• **Problem statement**:
Return every entry exactly as written.

[Data entries]

......

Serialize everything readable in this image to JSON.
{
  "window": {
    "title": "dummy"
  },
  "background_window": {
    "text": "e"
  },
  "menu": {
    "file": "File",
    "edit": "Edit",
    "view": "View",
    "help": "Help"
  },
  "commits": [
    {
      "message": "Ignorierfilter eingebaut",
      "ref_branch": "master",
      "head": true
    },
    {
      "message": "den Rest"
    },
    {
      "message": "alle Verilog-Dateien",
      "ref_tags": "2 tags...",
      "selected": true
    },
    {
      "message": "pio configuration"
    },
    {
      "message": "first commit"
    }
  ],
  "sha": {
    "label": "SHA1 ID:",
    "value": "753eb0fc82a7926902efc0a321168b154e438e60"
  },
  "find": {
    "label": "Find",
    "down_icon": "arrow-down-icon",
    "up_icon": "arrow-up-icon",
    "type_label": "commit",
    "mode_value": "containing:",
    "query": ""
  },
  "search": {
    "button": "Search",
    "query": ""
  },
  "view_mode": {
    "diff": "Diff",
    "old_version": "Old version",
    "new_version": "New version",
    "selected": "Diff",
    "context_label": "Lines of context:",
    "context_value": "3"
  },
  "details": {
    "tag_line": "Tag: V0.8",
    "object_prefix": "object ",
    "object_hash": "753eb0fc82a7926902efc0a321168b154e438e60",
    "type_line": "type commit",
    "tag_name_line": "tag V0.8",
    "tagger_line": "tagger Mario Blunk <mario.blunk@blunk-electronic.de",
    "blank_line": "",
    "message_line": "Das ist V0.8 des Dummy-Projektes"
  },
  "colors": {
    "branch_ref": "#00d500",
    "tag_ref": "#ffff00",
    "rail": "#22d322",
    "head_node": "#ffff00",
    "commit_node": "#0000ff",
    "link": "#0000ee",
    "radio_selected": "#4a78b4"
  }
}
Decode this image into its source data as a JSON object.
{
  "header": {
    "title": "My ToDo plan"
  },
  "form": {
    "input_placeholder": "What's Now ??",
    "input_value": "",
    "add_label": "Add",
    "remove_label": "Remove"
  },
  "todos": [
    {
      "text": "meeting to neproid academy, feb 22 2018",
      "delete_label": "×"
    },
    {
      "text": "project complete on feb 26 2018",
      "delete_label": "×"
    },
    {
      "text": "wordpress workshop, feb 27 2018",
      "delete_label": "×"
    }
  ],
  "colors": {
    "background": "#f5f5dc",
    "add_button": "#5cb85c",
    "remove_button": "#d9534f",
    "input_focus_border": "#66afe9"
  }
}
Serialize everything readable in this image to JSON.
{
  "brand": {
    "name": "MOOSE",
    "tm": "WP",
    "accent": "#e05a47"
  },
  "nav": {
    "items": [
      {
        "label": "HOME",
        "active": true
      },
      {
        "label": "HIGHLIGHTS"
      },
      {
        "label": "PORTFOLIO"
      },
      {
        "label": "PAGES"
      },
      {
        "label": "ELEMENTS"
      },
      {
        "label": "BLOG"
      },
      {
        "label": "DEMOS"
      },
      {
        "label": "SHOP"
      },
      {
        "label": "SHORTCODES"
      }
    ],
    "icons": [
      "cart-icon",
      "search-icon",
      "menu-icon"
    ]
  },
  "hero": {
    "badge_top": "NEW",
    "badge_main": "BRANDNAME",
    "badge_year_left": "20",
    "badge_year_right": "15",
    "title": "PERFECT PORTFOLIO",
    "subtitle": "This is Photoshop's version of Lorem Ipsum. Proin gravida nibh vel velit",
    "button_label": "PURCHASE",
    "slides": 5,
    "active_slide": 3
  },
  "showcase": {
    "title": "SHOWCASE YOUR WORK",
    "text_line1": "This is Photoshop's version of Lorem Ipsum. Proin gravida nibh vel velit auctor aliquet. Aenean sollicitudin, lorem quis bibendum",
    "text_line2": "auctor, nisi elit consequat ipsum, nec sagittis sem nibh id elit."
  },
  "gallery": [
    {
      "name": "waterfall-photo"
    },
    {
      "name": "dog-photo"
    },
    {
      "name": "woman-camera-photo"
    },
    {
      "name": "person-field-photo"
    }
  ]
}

......

• **Reply**:
Serialize everything readable in this image to JSON.
{
  "window": {
    "title": "dummy"
  },
  "background_window": {
    "text": "e"
  },
  "menu": {
    "file": "File",
    "edit": "Edit",
    "view": "View",
    "help": "Help"
  },
  "commits": [
    {
      "message": "Ignorierfilter eingebaut",
      "ref_branch": "master",
      "head": true
    },
    {
      "message": "den Rest"
    },
    {
      "message": "alle Verilog-Dateien",
      "ref_tags": "2 tags...",
      "selected": true
    },
    {
      "message": "pio configuration"
    },
    {
      "message": "first commit"
    }
  ],
  "sha": {
    "label": "SHA1 ID:",
    "value": "753eb0fc82a7926902efc0a321168b154e438e60"
  },
  "find": {
    "label": "Find",
    "down_icon": "arrow-down-icon",
    "up_icon": "arrow-up-icon",
    "type_label": "commit",
    "mode_value": "containing:",
    "query": ""
  },
  "search": {
    "button": "Search",
    "query": ""
  },
  "view_mode": {
    "diff": "Diff",
    "old_version": "Old version",
    "new_version": "New version",
    "selected": "Diff",
    "context_label": "Lines of context:",
    "context_value": "3"
  },
  "details": {
    "tag_line": "Tag: V0.8",
    "object_prefix": "object ",
    "object_hash": "753eb0fc82a7926902efc0a321168b154e438e60",
    "type_line": "type commit",
    "tag_name_line": "tag V0.8",
    "tagger_line": "tagger Mario Blunk <mario.blunk@blunk-electronic.de",
    "blank_line": "",
    "message_line": "Das ist V0.8 des Dummy-Projektes"
  },
  "colors": {
    "branch_ref": "#00d500",
    "tag_ref": "#ffff00",
    "rail": "#22d322",
    "head_node": "#ffff00",
    "commit_node": "#0000ff",
    "link": "#0000ee",
    "radio_selected": "#4a78b4"
  }
}
Decode this image into its source data as a JSON object.
{
  "header": {
    "title": "My ToDo plan"
  },
  "form": {
    "input_placeholder": "What's Now ??",
    "input_value": "",
    "add_label": "Add",
    "remove_label": "Remove"
  },
  "todos": [
    {
      "text": "meeting to neproid academy, feb 22 2018",
      "delete_label": "×"
    },
    {
      "text": "project complete on feb 26 2018",
      "delete_label": "×"
    },
    {
      "text": "wordpress workshop, feb 27 2018",
      "delete_label": "×"
    }
  ],
  "colors": {
    "background": "#f5f5dc",
    "add_button": "#5cb85c",
    "remove_button": "#d9534f",
    "input_focus_border": "#66afe9"
  }
}
Serialize everything readable in this image to JSON.
{
  "brand": {
    "name": "MOOSE",
    "tm": "WP",
    "accent": "#e05a47"
  },
  "nav": {
    "items": [
      {
        "label": "HOME",
        "active": true
      },
      {
        "label": "HIGHLIGHTS"
      },
      {
        "label": "PORTFOLIO"
      },
      {
        "label": "PAGES"
      },
      {
        "label": "ELEMENTS"
      },
      {
        "label": "BLOG"
      },
      {
        "label": "DEMOS"
      },
      {
        "label": "SHOP"
      },
      {
        "label": "SHORTCODES"
      }
    ],
    "icons": [
      "cart-icon",
      "search-icon",
      "menu-icon"
    ]
  },
  "hero": {
    "badge_top": "NEW",
    "badge_main": "BRANDNAME",
    "badge_year_left": "20",
    "badge_year_right": "15",
    "title": "PERFECT PORTFOLIO",
    "subtitle": "This is Photoshop's version of Lorem Ipsum. Proin gravida nibh vel velit",
    "button_label": "PURCHASE",
    "slides": 5,
    "active_slide": 3
  },
  "showcase": {
    "title": "SHOWCASE YOUR WORK",
    "text_line1": "This is Photoshop's version of Lorem Ipsum. Proin gravida nibh vel velit auctor aliquet. Aenean sollicitudin, lorem quis bibendum",
    "text_line2": "auctor, nisi elit consequat ipsum, nec sagittis sem nibh id elit."
  },
  "gallery": [
    {
      "name": "waterfall-photo"
    },
    {
      "name": "dog-photo"
    },
    {
      "name": "woman-camera-photo"
    },
    {
      "name": "person-field-photo"
    }
  ]
}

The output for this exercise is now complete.